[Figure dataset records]
============
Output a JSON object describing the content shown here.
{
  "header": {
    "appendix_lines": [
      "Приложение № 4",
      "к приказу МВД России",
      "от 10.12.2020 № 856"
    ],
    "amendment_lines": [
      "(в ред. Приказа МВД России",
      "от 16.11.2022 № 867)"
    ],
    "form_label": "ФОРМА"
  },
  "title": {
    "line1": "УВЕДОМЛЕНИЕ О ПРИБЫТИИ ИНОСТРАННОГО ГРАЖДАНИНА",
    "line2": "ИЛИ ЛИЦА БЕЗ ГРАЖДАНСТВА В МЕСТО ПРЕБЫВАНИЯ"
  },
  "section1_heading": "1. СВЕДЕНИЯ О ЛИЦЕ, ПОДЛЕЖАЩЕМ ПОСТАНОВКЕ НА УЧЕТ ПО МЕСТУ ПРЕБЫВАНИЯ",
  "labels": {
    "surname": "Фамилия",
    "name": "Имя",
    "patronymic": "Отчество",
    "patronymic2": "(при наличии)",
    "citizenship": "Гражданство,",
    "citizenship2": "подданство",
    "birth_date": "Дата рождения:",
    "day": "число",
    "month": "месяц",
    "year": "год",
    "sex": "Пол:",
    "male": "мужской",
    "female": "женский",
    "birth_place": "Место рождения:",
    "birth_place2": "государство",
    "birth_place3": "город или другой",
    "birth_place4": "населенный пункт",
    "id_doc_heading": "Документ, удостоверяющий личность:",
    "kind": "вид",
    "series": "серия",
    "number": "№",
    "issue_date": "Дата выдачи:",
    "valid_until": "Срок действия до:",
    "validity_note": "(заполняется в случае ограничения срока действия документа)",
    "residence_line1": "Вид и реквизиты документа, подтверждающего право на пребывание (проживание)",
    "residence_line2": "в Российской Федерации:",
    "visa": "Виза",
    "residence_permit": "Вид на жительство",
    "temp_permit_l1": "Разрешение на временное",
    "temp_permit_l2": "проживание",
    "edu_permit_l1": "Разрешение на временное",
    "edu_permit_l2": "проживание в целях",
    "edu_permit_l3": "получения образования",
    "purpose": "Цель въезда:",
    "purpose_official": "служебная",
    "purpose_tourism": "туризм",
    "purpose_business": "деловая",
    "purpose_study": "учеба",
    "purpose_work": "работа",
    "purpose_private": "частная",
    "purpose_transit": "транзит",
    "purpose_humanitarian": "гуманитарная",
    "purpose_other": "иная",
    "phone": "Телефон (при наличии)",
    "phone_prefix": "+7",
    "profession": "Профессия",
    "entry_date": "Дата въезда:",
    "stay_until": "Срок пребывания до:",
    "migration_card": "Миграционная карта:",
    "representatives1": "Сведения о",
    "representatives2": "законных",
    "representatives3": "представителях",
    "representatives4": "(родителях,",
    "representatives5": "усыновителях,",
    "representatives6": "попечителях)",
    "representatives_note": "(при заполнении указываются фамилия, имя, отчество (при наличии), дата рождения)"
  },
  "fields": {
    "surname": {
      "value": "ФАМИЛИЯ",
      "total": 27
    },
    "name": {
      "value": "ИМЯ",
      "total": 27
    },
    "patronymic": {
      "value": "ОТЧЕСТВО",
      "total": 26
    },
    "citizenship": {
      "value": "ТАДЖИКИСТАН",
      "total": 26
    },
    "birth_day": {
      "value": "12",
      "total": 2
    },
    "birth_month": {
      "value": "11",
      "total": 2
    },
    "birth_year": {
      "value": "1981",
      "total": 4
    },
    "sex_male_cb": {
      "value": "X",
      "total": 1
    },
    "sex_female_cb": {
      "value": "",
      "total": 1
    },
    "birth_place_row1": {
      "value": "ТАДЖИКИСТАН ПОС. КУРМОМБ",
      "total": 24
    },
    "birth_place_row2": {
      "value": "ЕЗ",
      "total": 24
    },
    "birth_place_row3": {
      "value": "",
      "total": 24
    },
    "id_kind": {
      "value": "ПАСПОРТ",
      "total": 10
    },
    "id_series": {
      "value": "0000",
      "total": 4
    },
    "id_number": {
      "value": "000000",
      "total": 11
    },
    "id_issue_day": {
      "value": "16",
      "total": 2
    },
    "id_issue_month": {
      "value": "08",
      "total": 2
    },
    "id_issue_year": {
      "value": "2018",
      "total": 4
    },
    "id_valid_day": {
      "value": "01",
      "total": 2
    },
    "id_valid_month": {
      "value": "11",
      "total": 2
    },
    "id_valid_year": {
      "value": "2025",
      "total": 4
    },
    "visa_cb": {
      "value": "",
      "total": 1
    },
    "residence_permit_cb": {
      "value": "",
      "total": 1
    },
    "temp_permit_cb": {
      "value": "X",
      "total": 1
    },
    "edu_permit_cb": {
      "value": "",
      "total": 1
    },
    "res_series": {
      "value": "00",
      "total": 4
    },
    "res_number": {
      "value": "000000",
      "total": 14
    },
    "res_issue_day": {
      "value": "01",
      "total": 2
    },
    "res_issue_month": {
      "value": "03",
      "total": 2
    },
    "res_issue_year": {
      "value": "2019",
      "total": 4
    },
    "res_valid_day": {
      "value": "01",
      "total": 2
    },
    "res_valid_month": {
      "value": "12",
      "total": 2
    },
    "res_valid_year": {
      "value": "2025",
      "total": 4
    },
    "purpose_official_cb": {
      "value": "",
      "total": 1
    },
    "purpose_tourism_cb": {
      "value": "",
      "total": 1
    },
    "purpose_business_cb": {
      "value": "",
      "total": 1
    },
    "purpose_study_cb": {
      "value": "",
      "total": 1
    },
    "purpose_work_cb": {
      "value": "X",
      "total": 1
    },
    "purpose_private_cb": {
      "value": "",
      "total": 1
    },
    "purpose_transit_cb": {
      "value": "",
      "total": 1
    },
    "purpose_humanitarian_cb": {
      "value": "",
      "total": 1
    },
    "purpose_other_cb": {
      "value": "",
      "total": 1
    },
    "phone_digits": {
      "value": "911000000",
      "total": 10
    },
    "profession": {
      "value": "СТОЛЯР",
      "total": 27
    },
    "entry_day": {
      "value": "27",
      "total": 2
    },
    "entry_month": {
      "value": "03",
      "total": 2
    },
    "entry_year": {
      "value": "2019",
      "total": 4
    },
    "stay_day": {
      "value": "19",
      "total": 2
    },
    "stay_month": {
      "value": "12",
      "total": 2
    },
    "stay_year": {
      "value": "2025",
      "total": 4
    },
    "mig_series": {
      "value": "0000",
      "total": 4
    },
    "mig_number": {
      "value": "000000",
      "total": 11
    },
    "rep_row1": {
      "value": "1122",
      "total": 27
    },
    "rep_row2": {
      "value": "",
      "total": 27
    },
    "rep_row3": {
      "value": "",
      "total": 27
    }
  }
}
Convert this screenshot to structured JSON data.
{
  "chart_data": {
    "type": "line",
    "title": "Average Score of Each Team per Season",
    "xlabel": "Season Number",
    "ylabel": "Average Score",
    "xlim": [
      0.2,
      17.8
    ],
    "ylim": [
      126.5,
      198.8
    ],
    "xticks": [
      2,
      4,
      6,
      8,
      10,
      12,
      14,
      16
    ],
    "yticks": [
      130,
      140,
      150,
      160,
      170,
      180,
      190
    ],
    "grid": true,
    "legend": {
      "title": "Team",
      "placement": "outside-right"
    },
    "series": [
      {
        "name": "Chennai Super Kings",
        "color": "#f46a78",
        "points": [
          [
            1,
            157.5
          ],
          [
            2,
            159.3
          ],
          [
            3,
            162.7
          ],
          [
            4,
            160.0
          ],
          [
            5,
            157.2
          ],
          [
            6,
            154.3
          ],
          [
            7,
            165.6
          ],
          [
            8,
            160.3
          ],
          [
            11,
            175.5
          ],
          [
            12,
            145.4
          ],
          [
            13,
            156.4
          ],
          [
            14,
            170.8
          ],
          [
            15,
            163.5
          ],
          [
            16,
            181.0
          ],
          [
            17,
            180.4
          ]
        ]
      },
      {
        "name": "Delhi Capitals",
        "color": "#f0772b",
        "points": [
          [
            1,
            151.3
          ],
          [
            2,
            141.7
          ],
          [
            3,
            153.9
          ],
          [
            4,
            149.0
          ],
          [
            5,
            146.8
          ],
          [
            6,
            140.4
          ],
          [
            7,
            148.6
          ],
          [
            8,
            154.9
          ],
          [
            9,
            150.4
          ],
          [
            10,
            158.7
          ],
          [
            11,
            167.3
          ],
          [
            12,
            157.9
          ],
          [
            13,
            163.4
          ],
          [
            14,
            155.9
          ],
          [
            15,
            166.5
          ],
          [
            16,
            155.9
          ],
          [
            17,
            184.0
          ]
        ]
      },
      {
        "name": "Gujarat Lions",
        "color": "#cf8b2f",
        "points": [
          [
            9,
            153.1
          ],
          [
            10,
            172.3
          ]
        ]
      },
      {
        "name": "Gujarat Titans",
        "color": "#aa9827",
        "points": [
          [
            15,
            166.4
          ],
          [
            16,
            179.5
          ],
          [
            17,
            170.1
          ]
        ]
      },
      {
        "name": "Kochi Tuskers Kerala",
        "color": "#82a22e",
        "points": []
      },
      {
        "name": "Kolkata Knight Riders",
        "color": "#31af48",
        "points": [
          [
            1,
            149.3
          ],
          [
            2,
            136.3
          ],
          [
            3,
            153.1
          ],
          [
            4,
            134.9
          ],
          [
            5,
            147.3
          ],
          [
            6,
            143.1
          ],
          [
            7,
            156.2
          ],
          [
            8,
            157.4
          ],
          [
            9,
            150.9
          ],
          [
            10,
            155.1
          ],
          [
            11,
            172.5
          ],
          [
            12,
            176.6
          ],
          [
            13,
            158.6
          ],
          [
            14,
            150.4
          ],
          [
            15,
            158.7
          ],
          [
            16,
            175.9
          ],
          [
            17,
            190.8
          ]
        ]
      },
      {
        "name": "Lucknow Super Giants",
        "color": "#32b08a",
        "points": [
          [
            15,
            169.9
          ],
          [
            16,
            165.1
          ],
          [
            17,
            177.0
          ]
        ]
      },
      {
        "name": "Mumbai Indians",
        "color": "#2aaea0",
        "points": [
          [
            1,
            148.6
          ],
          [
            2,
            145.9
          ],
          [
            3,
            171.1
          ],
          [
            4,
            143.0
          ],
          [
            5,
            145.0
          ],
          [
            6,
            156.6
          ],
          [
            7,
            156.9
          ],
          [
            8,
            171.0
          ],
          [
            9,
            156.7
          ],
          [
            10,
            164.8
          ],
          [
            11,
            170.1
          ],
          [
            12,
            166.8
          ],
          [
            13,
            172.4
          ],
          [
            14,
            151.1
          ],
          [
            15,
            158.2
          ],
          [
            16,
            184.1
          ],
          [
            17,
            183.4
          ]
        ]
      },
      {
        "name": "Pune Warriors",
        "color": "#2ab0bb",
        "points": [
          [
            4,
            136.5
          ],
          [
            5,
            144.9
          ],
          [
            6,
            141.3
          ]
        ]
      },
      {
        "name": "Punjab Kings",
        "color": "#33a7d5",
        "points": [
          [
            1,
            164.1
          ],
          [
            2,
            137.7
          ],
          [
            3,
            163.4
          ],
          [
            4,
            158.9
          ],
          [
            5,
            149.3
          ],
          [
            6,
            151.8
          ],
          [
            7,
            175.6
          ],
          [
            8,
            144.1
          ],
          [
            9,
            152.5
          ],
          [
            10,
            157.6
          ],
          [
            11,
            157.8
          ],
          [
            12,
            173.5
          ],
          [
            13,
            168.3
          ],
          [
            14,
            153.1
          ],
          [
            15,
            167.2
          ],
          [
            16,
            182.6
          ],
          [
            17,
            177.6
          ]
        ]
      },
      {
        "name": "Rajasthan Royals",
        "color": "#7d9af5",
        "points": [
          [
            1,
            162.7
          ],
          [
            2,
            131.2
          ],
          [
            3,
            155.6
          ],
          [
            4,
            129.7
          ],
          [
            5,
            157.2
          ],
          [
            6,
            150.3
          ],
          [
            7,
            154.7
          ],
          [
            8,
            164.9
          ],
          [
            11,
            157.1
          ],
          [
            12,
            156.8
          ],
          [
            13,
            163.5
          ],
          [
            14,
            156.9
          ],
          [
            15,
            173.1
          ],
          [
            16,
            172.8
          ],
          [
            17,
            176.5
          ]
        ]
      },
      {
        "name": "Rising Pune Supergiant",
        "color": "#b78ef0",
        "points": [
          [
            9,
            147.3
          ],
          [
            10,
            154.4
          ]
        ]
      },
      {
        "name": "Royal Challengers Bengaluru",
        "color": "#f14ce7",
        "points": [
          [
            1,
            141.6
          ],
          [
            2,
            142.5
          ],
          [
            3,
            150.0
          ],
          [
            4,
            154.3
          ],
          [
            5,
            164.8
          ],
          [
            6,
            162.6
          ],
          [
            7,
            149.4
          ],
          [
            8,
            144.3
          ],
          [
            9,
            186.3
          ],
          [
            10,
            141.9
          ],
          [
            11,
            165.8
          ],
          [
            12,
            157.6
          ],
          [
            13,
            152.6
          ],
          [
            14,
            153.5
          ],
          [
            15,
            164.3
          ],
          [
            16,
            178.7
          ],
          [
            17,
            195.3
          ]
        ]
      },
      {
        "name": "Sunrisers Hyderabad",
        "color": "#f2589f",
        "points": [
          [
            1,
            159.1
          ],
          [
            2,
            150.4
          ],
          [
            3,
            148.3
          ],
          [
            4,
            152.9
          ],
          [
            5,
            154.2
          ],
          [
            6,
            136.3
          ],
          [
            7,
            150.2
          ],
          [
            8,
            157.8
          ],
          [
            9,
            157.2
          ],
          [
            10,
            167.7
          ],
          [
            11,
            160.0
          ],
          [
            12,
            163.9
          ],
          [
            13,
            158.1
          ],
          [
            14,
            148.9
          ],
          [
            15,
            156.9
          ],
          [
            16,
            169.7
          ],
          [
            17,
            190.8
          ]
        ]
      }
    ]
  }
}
============
• _SHORT TASK_: From the entries, copy out each line containing the word "Pune".

• _EXERCISE OUTPUT_:
        "name": "Pune Warriors",
        "name": "Rising Pune Supergiant",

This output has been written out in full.